_Directive_
Copy the data below exactly.

[begin Material for this task]

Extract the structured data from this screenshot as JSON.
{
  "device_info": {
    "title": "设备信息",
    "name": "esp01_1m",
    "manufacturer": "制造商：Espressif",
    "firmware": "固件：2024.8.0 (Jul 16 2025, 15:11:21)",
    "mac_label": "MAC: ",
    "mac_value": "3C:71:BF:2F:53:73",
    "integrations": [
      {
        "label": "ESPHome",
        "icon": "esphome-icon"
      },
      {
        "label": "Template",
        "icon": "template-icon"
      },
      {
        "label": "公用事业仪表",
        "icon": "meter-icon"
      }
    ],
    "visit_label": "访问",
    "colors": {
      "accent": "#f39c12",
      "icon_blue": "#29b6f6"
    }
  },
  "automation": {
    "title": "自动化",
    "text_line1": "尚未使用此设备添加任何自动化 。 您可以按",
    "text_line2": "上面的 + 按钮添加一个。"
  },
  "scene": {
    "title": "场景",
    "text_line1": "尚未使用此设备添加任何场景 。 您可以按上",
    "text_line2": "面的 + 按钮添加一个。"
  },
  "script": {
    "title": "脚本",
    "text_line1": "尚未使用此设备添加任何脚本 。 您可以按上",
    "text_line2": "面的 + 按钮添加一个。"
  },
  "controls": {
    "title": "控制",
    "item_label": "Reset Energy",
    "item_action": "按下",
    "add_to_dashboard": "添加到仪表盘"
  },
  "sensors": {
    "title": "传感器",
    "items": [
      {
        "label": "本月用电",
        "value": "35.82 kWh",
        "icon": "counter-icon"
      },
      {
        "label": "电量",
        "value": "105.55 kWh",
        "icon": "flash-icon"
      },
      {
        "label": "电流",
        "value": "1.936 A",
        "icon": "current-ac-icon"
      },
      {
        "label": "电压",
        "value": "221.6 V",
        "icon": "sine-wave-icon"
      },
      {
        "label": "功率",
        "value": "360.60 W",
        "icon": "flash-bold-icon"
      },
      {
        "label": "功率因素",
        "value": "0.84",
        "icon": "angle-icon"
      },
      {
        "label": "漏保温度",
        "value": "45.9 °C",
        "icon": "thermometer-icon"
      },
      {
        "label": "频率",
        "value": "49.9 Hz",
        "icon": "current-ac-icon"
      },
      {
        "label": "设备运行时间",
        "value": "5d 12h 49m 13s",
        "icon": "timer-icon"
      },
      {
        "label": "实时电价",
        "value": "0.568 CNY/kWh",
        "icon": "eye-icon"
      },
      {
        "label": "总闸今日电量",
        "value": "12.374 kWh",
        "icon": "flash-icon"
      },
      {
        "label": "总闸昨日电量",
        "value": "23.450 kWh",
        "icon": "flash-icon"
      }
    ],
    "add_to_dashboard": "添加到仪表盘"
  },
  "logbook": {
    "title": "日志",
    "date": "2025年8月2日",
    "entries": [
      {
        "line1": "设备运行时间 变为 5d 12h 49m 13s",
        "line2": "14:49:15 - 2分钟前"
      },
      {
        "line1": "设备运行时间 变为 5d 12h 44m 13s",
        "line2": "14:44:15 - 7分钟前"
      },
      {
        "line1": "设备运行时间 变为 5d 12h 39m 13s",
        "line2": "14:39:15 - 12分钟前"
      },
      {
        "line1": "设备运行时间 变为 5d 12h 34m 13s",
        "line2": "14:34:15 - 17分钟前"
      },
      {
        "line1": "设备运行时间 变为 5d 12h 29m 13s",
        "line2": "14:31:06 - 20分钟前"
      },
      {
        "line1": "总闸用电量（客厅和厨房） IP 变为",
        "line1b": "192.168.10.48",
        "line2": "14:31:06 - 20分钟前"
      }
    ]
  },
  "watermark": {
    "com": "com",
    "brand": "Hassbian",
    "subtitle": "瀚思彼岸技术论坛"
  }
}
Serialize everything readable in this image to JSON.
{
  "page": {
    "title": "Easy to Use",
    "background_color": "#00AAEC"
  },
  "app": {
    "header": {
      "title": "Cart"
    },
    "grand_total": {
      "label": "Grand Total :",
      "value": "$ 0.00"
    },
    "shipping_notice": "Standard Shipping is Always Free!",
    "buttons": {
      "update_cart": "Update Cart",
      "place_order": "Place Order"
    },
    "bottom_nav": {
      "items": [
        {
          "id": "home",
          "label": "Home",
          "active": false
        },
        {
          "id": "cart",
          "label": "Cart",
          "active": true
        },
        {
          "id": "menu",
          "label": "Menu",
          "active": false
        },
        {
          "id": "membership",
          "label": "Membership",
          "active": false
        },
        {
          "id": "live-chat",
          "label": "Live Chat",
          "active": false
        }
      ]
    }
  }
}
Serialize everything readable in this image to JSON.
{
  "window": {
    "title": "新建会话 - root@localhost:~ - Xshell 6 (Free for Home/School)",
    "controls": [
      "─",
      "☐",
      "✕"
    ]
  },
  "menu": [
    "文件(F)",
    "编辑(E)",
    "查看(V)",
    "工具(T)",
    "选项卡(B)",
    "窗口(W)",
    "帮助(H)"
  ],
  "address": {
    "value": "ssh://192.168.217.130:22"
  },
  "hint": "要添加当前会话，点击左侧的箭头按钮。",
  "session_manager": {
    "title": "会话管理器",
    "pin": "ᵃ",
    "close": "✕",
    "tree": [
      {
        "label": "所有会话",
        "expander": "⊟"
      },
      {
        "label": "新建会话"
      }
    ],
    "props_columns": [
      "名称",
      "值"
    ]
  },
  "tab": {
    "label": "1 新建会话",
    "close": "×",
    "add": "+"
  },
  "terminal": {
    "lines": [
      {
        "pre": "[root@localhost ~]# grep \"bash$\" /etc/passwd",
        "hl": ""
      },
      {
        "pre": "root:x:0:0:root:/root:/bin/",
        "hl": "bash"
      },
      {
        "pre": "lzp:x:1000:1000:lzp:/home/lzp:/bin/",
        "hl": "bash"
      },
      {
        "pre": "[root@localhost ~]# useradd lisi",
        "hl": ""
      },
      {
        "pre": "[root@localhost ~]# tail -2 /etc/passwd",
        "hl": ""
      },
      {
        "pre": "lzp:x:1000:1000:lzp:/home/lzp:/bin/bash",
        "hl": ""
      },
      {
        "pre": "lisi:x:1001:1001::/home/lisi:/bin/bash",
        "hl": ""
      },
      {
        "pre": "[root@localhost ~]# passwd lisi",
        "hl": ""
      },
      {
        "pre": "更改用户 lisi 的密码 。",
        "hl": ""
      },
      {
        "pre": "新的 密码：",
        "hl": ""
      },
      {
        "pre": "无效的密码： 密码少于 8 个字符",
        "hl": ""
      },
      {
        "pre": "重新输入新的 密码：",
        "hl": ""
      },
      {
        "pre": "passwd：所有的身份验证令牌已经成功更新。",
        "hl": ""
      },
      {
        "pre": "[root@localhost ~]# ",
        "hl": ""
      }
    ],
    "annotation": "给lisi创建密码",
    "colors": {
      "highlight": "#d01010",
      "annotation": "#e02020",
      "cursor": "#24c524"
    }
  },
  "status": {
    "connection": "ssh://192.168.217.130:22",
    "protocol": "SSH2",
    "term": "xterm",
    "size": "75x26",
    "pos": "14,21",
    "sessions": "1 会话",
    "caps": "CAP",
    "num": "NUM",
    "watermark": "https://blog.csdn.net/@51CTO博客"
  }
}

[end Material for this task]

_Reply to the task_
Extract the structured data from this screenshot as JSON.
{
  "device_info": {
    "title": "设备信息",
    "name": "esp01_1m",
    "manufacturer": "制造商：Espressif",
    "firmware": "固件：2024.8.0 (Jul 16 2025, 15:11:21)",
    "mac_label": "MAC: ",
    "mac_value": "3C:71:BF:2F:53:73",
    "integrations": [
      {
        "label": "ESPHome",
        "icon": "esphome-icon"
      },
      {
        "label": "Template",
        "icon": "template-icon"
      },
      {
        "label": "公用事业仪表",
        "icon": "meter-icon"
      }
    ],
    "visit_label": "访问",
    "colors": {
      "accent": "#f39c12",
      "icon_blue": "#29b6f6"
    }
  },
  "automation": {
    "title": "自动化",
    "text_line1": "尚未使用此设备添加任何自动化 。 您可以按",
    "text_line2": "上面的 + 按钮添加一个。"
  },
  "scene": {
    "title": "场景",
    "text_line1": "尚未使用此设备添加任何场景 。 您可以按上",
    "text_line2": "面的 + 按钮添加一个。"
  },
  "script": {
    "title": "脚本",
    "text_line1": "尚未使用此设备添加任何脚本 。 您可以按上",
    "text_line2": "面的 + 按钮添加一个。"
  },
  "controls": {
    "title": "控制",
    "item_label": "Reset Energy",
    "item_action": "按下",
    "add_to_dashboard": "添加到仪表盘"
  },
  "sensors": {
    "title": "传感器",
    "items": [
      {
        "label": "本月用电",
        "value": "35.82 kWh",
        "icon": "counter-icon"
      },
      {
        "label": "电量",
        "value": "105.55 kWh",
        "icon": "flash-icon"
      },
      {
        "label": "电流",
        "value": "1.936 A",
        "icon": "current-ac-icon"
      },
      {
        "label": "电压",
        "value": "221.6 V",
        "icon": "sine-wave-icon"
      },
      {
        "label": "功率",
        "value": "360.60 W",
        "icon": "flash-bold-icon"
      },
      {
        "label": "功率因素",
        "value": "0.84",
        "icon": "angle-icon"
      },
      {
        "label": "漏保温度",
        "value": "45.9 °C",
        "icon": "thermometer-icon"
      },
      {
        "label": "频率",
        "value": "49.9 Hz",
        "icon": "current-ac-icon"
      },
      {
        "label": "设备运行时间",
        "value": "5d 12h 49m 13s",
        "icon": "timer-icon"
      },
      {
        "label": "实时电价",
        "value": "0.568 CNY/kWh",
        "icon": "eye-icon"
      },
      {
        "label": "总闸今日电量",
        "value": "12.374 kWh",
        "icon": "flash-icon"
      },
      {
        "label": "总闸昨日电量",
        "value": "23.450 kWh",
        "icon": "flash-icon"
      }
    ],
    "add_to_dashboard": "添加到仪表盘"
  },
  "logbook": {
    "title": "日志",
    "date": "2025年8月2日",
    "entries": [
      {
        "line1": "设备运行时间 变为 5d 12h 49m 13s",
        "line2": "14:49:15 - 2分钟前"
      },
      {
        "line1": "设备运行时间 变为 5d 12h 44m 13s",
        "line2": "14:44:15 - 7分钟前"
      },
      {
        "line1": "设备运行时间 变为 5d 12h 39m 13s",
        "line2": "14:39:15 - 12分钟前"
      },
      {
        "line1": "设备运行时间 变为 5d 12h 34m 13s",
        "line2": "14:34:15 - 17分钟前"
      },
      {
        "line1": "设备运行时间 变为 5d 12h 29m 13s",
        "line2": "14:31:06 - 20分钟前"
      },
      {
        "line1": "总闸用电量（客厅和厨房） IP 变为",
        "line1b": "192.168.10.48",
        "line2": "14:31:06 - 20分钟前"
      }
    ]
  },
  "watermark": {
    "com": "com",
    "brand": "Hassbian",
    "subtitle": "瀚思彼岸技术论坛"
  }
}
Serialize everything readable in this image to JSON.
{
  "page": {
    "title": "Easy to Use",
    "background_color": "#00AAEC"
  },
  "app": {
    "header": {
      "title": "Cart"
    },
    "grand_total": {
      "label": "Grand Total :",
      "value": "$ 0.00"
    },
    "shipping_notice": "Standard Shipping is Always Free!",
    "buttons": {
      "update_cart": "Update Cart",
      "place_order": "Place Order"
    },
    "bottom_nav": {
      "items": [
        {
          "id": "home",
          "label": "Home",
          "active": false
        },
        {
          "id": "cart",
          "label": "Cart",
          "active": true
        },
        {
          "id": "menu",
          "label": "Menu",
          "active": false
        },
        {
          "id": "membership",
          "label": "Membership",
          "active": false
        },
        {
          "id": "live-chat",
          "label": "Live Chat",
          "active": false
        }
      ]
    }
  }
}
Serialize everything readable in this image to JSON.
{
  "window": {
    "title": "新建会话 - root@localhost:~ - Xshell 6 (Free for Home/School)",
    "controls": [
      "─",
      "☐",
      "✕"
    ]
  },
  "menu": [
    "文件(F)",
    "编辑(E)",
    "查看(V)",
    "工具(T)",
    "选项卡(B)",
    "窗口(W)",
    "帮助(H)"
  ],
  "address": {
    "value": "ssh://192.168.217.130:22"
  },
  "hint": "要添加当前会话，点击左侧的箭头按钮。",
  "session_manager": {
    "title": "会话管理器",
    "pin": "ᵃ",
    "close": "✕",
    "tree": [
      {
        "label": "所有会话",
        "expander": "⊟"
      },
      {
        "label": "新建会话"
      }
    ],
    "props_columns": [
      "名称",
      "值"
    ]
  },
  "tab": {
    "label": "1 新建会话",
    "close": "×",
    "add": "+"
  },
  "terminal": {
    "lines": [
      {
        "pre": "[root@localhost ~]# grep \"bash$\" /etc/passwd",
        "hl": ""
      },
      {
        "pre": "root:x:0:0:root:/root:/bin/",
        "hl": "bash"
      },
      {
        "pre": "lzp:x:1000:1000:lzp:/home/lzp:/bin/",
        "hl": "bash"
      },
      {
        "pre": "[root@localhost ~]# useradd lisi",
        "hl": ""
      },
      {
        "pre": "[root@localhost ~]# tail -2 /etc/passwd",
        "hl": ""
      },
      {
        "pre": "lzp:x:1000:1000:lzp:/home/lzp:/bin/bash",
        "hl": ""
      },
      {
        "pre": "lisi:x:1001:1001::/home/lisi:/bin/bash",
        "hl": ""
      },
      {
        "pre": "[root@localhost ~]# passwd lisi",
        "hl": ""
      },
      {
        "pre": "更改用户 lisi 的密码 。",
        "hl": ""
      },
      {
        "pre": "新的 密码：",
        "hl": ""
      },
      {
        "pre": "无效的密码： 密码少于 8 个字符",
        "hl": ""
      },
      {
        "pre": "重新输入新的 密码：",
        "hl": ""
      },
      {
        "pre": "passwd：所有的身份验证令牌已经成功更新。",
        "hl": ""
      },
      {
        "pre": "[root@localhost ~]# ",
        "hl": ""
      }
    ],
    "annotation": "给lisi创建密码",
    "colors": {
      "highlight": "#d01010",
      "annotation": "#e02020",
      "cursor": "#24c524"
    }
  },
  "status": {
    "connection": "ssh://192.168.217.130:22",
    "protocol": "SSH2",
    "term": "xterm",
    "size": "75x26",
    "pos": "14,21",
    "sessions": "1 会话",
    "caps": "CAP",
    "num": "NUM",
    "watermark": "https://blog.csdn.net/@51CTO博客"
  }
}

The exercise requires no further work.